(Extracted data entries)
[Begin]

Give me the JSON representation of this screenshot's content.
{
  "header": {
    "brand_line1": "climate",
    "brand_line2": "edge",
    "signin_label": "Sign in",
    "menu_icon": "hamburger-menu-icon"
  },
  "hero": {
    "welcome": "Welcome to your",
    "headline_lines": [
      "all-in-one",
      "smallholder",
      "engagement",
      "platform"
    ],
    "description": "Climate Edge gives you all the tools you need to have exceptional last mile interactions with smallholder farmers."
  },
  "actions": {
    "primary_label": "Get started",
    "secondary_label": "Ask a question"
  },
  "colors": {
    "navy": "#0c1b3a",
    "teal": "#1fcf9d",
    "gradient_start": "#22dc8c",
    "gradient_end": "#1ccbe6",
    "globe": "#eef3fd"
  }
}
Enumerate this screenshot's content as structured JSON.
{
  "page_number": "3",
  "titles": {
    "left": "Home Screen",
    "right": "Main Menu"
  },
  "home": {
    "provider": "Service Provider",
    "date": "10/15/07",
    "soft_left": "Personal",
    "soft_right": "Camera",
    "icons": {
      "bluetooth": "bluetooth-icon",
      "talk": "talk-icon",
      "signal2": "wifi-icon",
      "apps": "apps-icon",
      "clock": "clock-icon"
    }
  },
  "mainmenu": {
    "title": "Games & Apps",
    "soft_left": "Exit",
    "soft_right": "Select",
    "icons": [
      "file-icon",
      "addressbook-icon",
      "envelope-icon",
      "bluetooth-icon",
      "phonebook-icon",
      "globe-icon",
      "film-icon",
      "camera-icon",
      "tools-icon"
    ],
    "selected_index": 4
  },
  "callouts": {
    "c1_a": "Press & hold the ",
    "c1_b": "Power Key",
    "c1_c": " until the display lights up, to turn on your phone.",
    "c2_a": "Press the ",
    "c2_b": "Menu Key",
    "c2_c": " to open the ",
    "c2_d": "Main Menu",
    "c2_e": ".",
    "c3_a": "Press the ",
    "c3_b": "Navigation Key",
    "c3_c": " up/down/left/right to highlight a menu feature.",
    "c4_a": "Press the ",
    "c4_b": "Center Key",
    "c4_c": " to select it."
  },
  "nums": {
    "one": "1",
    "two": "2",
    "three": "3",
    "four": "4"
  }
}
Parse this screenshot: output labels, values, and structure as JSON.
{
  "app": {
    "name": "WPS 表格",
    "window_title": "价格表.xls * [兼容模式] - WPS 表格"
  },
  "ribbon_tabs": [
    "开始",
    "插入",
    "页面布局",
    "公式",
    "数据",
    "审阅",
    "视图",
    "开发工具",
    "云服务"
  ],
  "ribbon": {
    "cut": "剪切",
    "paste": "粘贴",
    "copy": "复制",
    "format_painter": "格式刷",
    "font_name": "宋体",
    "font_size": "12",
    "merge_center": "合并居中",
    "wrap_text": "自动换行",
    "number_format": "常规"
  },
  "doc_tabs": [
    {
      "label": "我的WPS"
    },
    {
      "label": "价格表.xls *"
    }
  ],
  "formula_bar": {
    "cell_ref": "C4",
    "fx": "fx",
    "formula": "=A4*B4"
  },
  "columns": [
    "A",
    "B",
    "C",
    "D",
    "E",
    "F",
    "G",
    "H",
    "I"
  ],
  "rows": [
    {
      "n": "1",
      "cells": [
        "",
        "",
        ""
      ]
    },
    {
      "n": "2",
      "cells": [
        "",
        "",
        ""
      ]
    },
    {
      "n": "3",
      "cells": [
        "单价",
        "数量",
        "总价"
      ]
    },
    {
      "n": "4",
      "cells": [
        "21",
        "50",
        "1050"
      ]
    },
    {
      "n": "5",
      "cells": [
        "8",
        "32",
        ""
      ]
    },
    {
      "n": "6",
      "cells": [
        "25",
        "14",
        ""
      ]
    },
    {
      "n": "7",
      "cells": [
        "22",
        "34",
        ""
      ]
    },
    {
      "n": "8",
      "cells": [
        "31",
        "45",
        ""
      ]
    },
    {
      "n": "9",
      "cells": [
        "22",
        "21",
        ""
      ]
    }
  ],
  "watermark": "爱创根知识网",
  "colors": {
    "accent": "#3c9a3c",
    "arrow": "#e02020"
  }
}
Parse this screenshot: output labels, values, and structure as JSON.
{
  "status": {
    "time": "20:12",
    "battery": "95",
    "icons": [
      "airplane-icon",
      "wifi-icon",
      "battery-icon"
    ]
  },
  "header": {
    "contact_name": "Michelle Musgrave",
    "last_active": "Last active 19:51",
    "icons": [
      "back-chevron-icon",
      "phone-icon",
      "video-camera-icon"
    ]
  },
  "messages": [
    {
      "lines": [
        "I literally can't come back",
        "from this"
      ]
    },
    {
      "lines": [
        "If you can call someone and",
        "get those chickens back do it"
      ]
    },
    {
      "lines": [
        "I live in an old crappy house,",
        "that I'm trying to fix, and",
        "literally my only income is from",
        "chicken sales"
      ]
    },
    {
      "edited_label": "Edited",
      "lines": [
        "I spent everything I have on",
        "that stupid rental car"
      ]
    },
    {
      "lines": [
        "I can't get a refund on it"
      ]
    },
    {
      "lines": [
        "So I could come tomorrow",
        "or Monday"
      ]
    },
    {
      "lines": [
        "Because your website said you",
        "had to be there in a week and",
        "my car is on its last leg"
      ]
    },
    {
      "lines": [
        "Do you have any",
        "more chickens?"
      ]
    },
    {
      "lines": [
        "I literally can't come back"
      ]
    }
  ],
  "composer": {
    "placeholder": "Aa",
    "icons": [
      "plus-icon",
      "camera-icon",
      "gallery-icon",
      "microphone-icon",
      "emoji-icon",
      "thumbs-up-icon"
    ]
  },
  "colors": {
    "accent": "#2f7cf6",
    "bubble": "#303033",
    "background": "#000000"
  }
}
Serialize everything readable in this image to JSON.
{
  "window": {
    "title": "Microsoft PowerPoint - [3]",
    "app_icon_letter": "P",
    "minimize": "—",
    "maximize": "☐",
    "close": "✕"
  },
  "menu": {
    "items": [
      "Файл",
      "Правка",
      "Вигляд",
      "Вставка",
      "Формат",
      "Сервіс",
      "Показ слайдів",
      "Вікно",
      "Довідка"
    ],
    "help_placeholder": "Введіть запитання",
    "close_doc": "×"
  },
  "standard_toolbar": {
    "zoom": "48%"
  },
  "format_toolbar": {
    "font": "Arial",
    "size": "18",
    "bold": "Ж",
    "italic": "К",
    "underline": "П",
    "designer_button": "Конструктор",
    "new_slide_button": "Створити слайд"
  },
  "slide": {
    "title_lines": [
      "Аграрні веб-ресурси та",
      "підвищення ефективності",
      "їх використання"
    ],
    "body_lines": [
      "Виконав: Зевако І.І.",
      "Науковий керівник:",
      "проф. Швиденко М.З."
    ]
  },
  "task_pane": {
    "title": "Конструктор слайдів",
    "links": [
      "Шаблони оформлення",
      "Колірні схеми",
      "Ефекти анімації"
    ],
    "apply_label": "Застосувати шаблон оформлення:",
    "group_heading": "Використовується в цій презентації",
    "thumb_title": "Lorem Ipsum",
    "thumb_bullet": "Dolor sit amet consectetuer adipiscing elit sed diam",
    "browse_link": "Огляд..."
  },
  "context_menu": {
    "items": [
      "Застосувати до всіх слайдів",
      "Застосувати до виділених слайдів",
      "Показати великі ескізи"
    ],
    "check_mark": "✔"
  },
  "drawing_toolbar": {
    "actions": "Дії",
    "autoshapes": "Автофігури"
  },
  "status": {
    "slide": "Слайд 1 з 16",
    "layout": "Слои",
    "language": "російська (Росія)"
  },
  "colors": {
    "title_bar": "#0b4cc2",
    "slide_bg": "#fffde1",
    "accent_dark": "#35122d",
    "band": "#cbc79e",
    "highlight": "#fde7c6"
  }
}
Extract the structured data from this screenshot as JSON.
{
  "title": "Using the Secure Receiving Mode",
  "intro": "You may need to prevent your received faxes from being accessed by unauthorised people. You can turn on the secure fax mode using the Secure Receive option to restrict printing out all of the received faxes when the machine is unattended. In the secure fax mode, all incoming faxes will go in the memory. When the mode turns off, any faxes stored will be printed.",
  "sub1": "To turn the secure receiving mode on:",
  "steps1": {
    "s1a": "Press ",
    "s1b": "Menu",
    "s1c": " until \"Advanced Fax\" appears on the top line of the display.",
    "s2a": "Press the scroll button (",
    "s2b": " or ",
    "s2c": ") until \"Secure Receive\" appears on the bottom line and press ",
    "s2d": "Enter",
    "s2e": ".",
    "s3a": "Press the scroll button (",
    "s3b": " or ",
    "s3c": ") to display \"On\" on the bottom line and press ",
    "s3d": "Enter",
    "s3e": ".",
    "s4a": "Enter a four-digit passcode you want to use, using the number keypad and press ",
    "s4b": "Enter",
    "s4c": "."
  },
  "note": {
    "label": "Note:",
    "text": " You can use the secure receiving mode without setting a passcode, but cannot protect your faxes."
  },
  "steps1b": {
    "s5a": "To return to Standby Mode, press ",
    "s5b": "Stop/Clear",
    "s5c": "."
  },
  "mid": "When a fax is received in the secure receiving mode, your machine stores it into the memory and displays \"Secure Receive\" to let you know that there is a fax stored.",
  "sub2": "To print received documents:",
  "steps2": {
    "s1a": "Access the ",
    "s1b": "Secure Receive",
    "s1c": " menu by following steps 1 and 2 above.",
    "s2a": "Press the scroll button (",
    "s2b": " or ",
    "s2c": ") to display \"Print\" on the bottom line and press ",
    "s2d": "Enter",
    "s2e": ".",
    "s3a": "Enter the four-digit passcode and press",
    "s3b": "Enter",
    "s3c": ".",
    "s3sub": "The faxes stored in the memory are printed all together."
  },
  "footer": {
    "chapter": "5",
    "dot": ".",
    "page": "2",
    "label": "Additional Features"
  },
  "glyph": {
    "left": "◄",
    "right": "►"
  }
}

[End]

Your goal:
In the entries above, how many lines hold the word "appears"? State the number and nothing else.

Output below:
2